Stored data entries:
## Start

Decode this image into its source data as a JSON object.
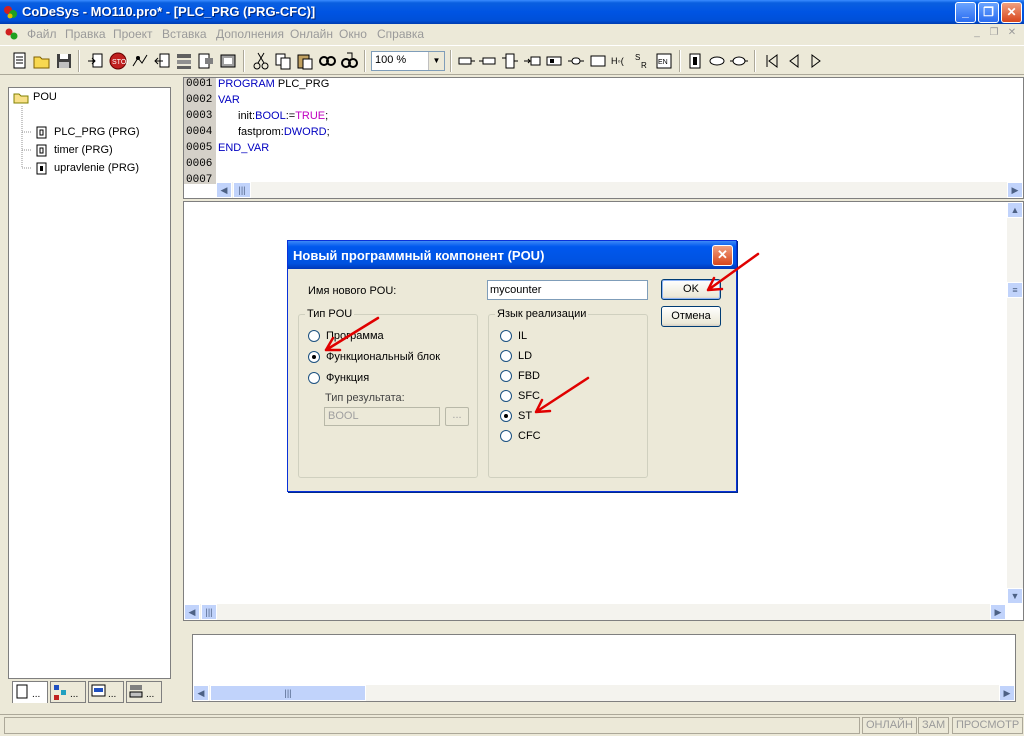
{
  "window": {
    "title": "CoDeSys - MO110.pro* - [PLC_PRG (PRG-CFC)]"
  },
  "menu": {
    "items": [
      "Файл",
      "Правка",
      "Проект",
      "Вставка",
      "Дополнения",
      "Онлайн",
      "Окно",
      "Справка"
    ]
  },
  "toolbar": {
    "zoom": "100 %"
  },
  "tree": {
    "root": "POU",
    "items": [
      "PLC_PRG (PRG)",
      "timer (PRG)",
      "upravlenie (PRG)"
    ]
  },
  "editor": {
    "line_numbers": [
      "0001",
      "0002",
      "0003",
      "0004",
      "0005",
      "0006",
      "0007"
    ],
    "line1_kw": "PROGRAM",
    "line1_rest": " PLC_PRG",
    "line2_kw": "VAR",
    "line3_name": "init:",
    "line3_type": "BOOL",
    "line3_assign": ":=",
    "line3_value": "TRUE",
    "line3_end": ";",
    "line4_name": "fastprom:",
    "line4_type": "DWORD",
    "line4_end": ";",
    "line5_kw": "END_VAR"
  },
  "statusbar": {
    "online": "ОНЛАЙН",
    "zam": "ЗАМ",
    "view": "ПРОСМОТР"
  },
  "dialog": {
    "title": "Новый программный компонент (POU)",
    "name_label": "Имя нового POU:",
    "name_value": "mycounter",
    "ok": "OK",
    "cancel": "Отмена",
    "pou_type": {
      "title": "Тип POU",
      "options": [
        "Программа",
        "Функциональный блок",
        "Функция"
      ],
      "selected": "Функциональный блок",
      "result_label": "Тип результата:",
      "result_value": "BOOL",
      "browse": "..."
    },
    "language": {
      "title": "Язык реализации",
      "options": [
        "IL",
        "LD",
        "FBD",
        "SFC",
        "ST",
        "CFC"
      ],
      "selected": "ST"
    }
  },
  "colors": {
    "titlebar": "#0054e3",
    "keyword": "#0000c0",
    "literal": "#c000c0",
    "annotation_arrow": "#e00000"
  }
}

## End

Exercise: Using the listing above, pick out each line that contains the word "блок", then copy it.

Exercise output:
        "Функциональный блок",
      "selected": "Функциональный блок",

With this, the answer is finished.